▶ _Prompt_
Copy out each line containing "JSON" from the entries below.

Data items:
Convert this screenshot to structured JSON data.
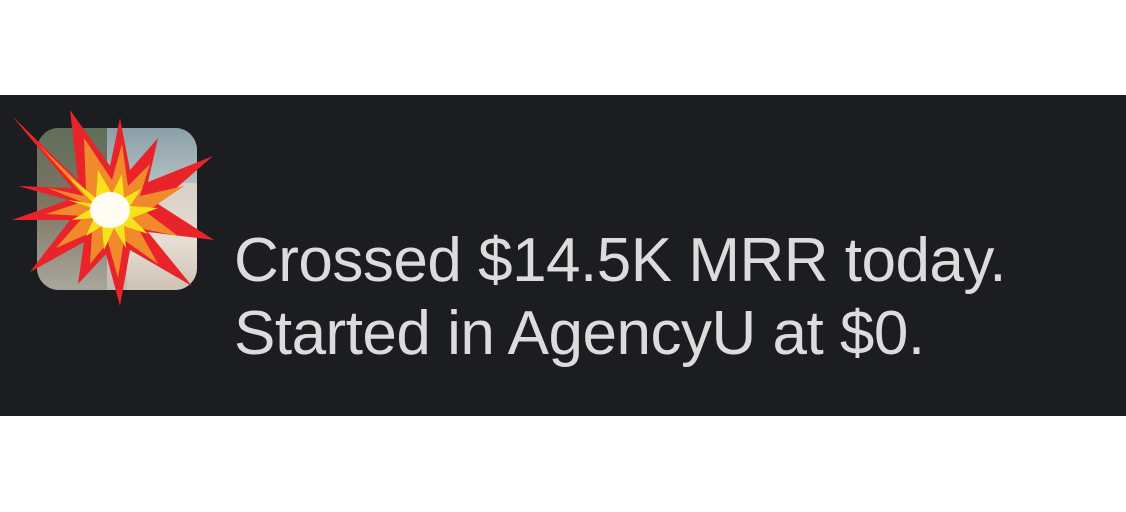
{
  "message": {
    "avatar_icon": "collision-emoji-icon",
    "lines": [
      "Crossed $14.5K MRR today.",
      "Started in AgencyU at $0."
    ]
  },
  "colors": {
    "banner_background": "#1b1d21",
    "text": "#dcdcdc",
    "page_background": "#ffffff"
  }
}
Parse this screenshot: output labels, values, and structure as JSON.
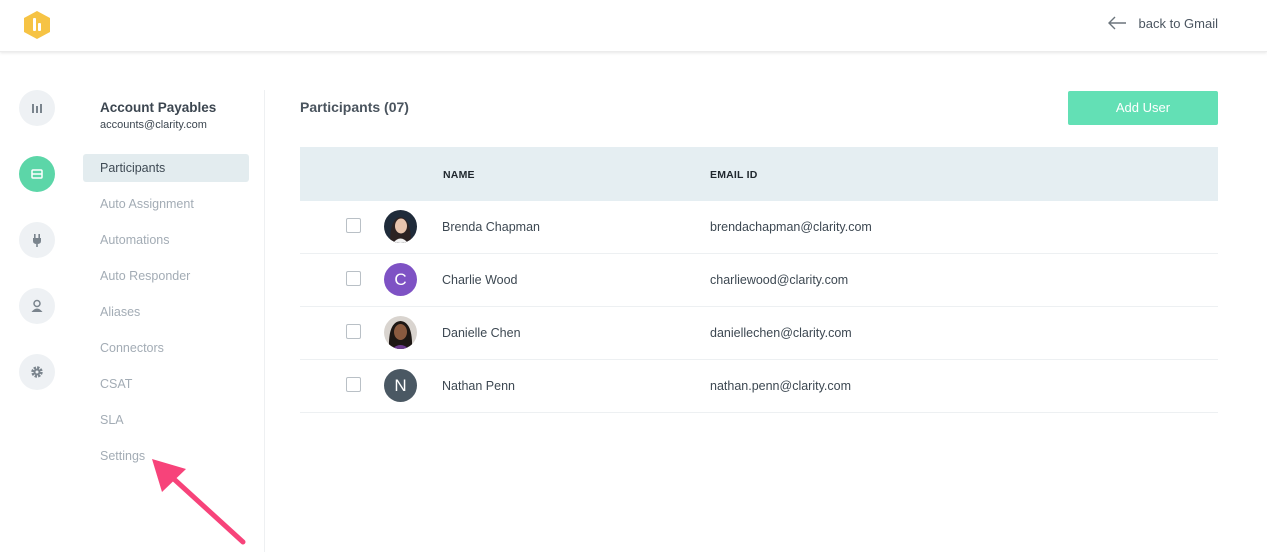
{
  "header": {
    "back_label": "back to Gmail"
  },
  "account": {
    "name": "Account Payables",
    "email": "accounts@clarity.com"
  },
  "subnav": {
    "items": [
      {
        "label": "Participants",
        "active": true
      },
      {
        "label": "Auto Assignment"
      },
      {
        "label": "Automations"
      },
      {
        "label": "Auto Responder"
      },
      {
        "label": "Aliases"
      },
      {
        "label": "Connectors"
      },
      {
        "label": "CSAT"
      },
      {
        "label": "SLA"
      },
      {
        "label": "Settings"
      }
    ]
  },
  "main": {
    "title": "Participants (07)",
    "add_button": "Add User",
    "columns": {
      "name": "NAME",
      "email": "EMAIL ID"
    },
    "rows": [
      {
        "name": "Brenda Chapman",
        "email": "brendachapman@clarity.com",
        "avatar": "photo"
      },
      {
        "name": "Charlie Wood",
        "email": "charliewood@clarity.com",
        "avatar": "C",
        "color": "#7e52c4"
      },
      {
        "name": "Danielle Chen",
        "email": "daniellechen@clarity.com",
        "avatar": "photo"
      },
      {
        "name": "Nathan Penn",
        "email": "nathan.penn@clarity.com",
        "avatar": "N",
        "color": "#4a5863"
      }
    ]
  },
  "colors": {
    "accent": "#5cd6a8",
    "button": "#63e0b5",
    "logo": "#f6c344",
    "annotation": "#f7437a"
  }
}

▶ _Task output_
Convert this screenshot to structured JSON data.
Parse this screenshot: output labels, values, and structure as JSON.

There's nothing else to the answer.